** BEGIN **

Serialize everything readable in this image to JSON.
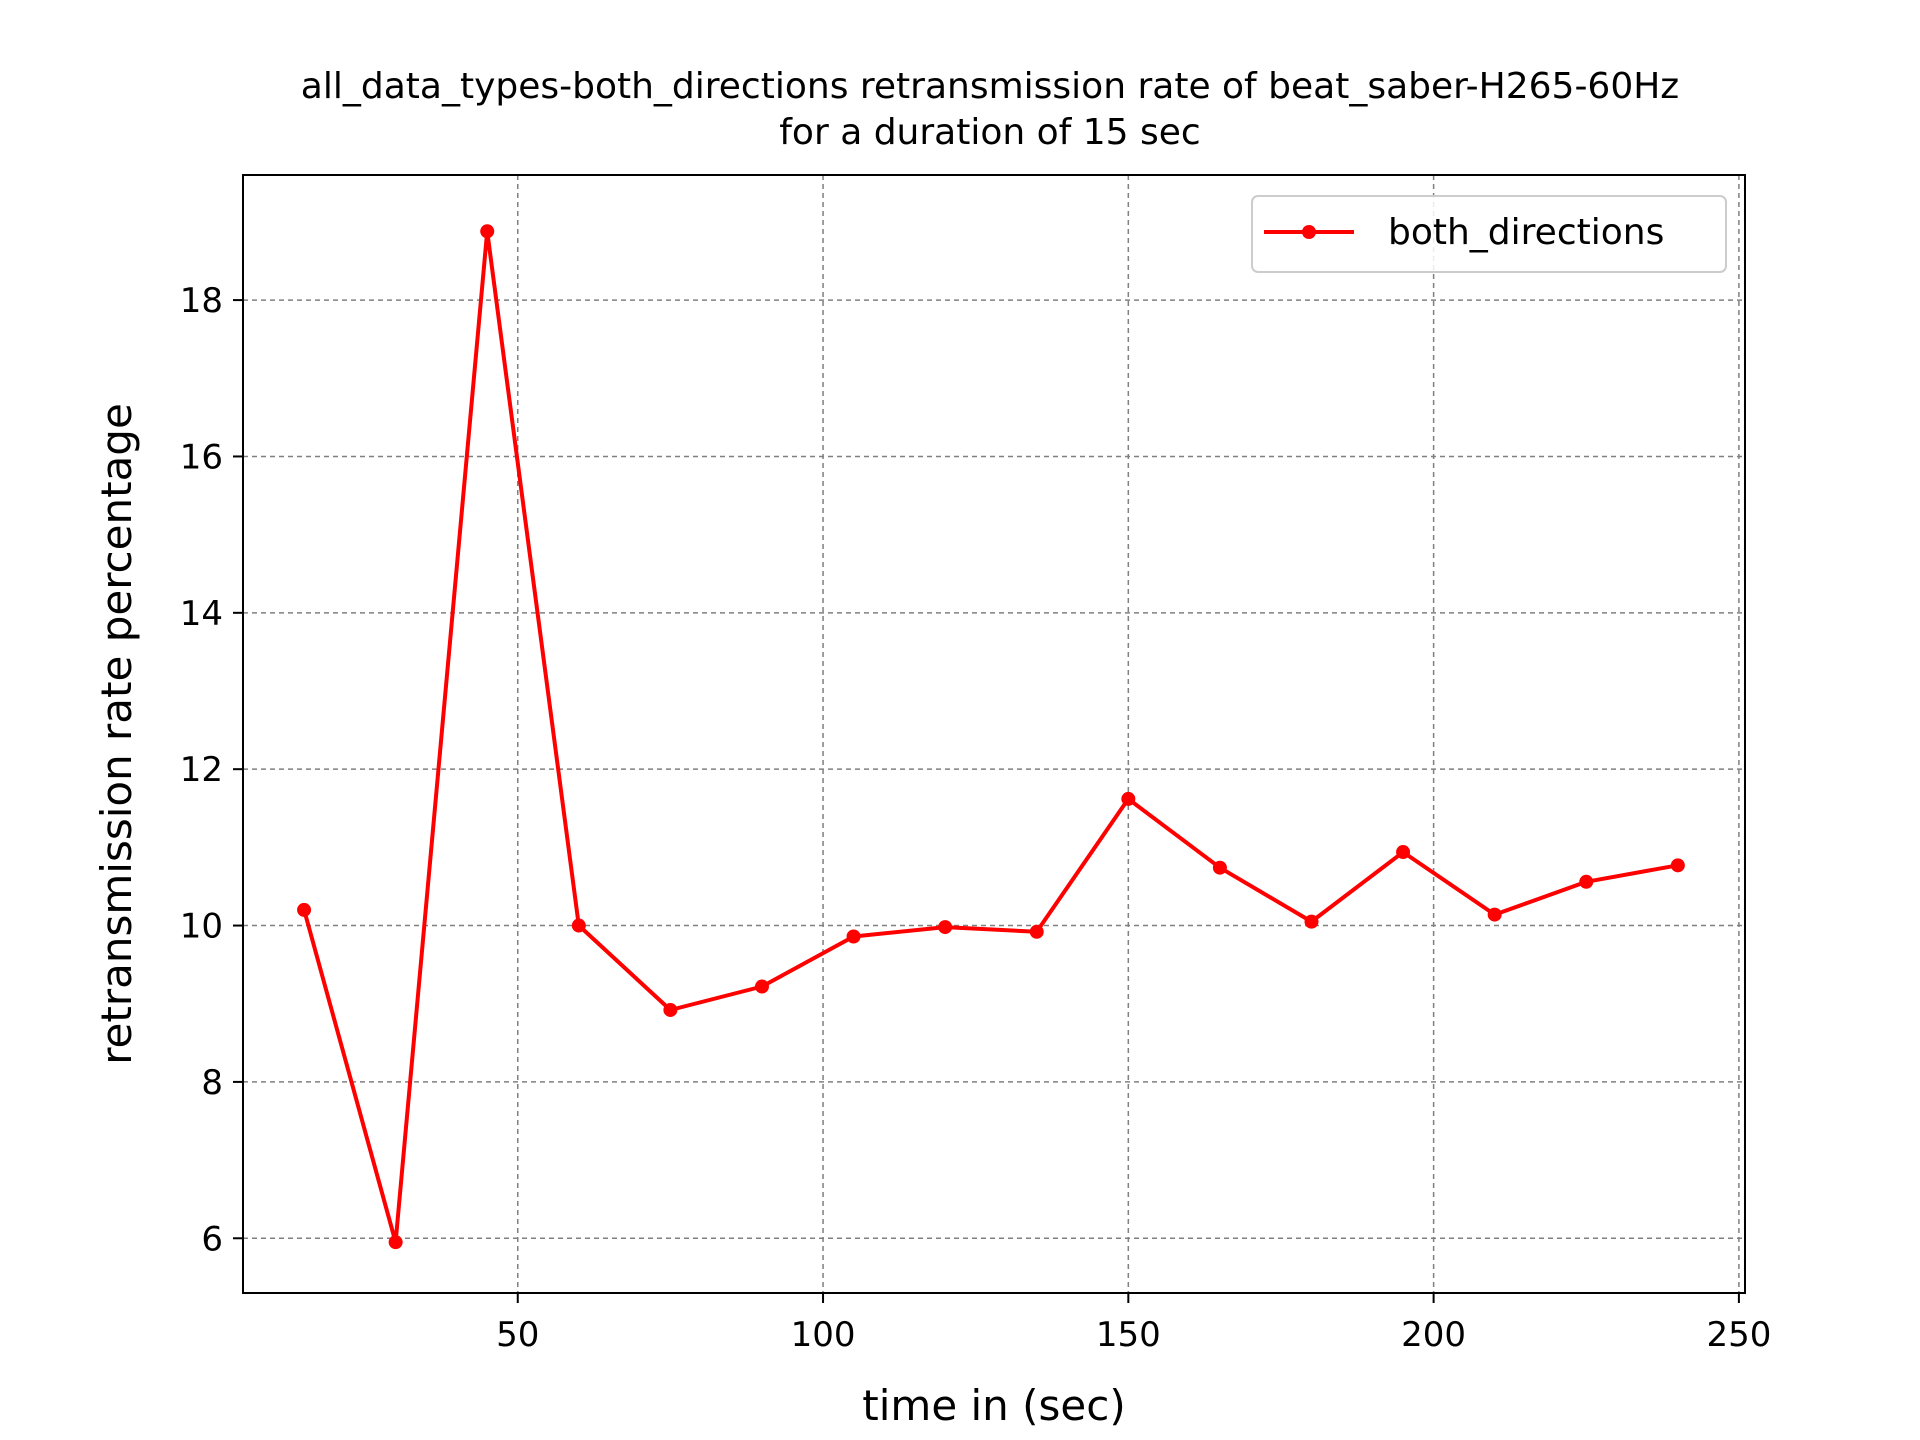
{
  "chart_data": {
    "type": "line",
    "title": "all_data_types-both_directions retransmission rate of beat_saber-H265-60Hz",
    "subtitle": "for a duration of 15 sec",
    "xlabel": "time in (sec)",
    "ylabel": "retransmission rate percentage",
    "xlim": [
      5,
      251
    ],
    "ylim": [
      5.3,
      19.6
    ],
    "xticks": [
      50,
      100,
      150,
      200,
      250
    ],
    "yticks": [
      6,
      8,
      10,
      12,
      14,
      16,
      18
    ],
    "grid": true,
    "legend_position": "top-right",
    "series": [
      {
        "name": "both_directions",
        "color": "#ff0000",
        "x": [
          15,
          30,
          45,
          60,
          75,
          90,
          105,
          120,
          135,
          150,
          165,
          180,
          195,
          210,
          225,
          240
        ],
        "y": [
          10.2,
          5.95,
          18.88,
          10.0,
          8.92,
          9.22,
          9.86,
          9.98,
          9.92,
          11.62,
          10.74,
          10.05,
          10.94,
          10.14,
          10.56,
          10.77
        ]
      }
    ]
  }
}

** END **

Make an exact copy of the data above, pictures excluded.

Serialize everything readable in this image to JSON.
{
  "chart_data": {
    "type": "line",
    "title": "all_data_types-both_directions retransmission rate of beat_saber-H265-60Hz",
    "subtitle": "for a duration of 15 sec",
    "xlabel": "time in (sec)",
    "ylabel": "retransmission rate percentage",
    "xlim": [
      5,
      251
    ],
    "ylim": [
      5.3,
      19.6
    ],
    "xticks": [
      50,
      100,
      150,
      200,
      250
    ],
    "yticks": [
      6,
      8,
      10,
      12,
      14,
      16,
      18
    ],
    "grid": true,
    "legend_position": "top-right",
    "series": [
      {
        "name": "both_directions",
        "color": "#ff0000",
        "x": [
          15,
          30,
          45,
          60,
          75,
          90,
          105,
          120,
          135,
          150,
          165,
          180,
          195,
          210,
          225,
          240
        ],
        "y": [
          10.2,
          5.95,
          18.88,
          10.0,
          8.92,
          9.22,
          9.86,
          9.98,
          9.92,
          11.62,
          10.74,
          10.05,
          10.94,
          10.14,
          10.56,
          10.77
        ]
      }
    ]
  }
}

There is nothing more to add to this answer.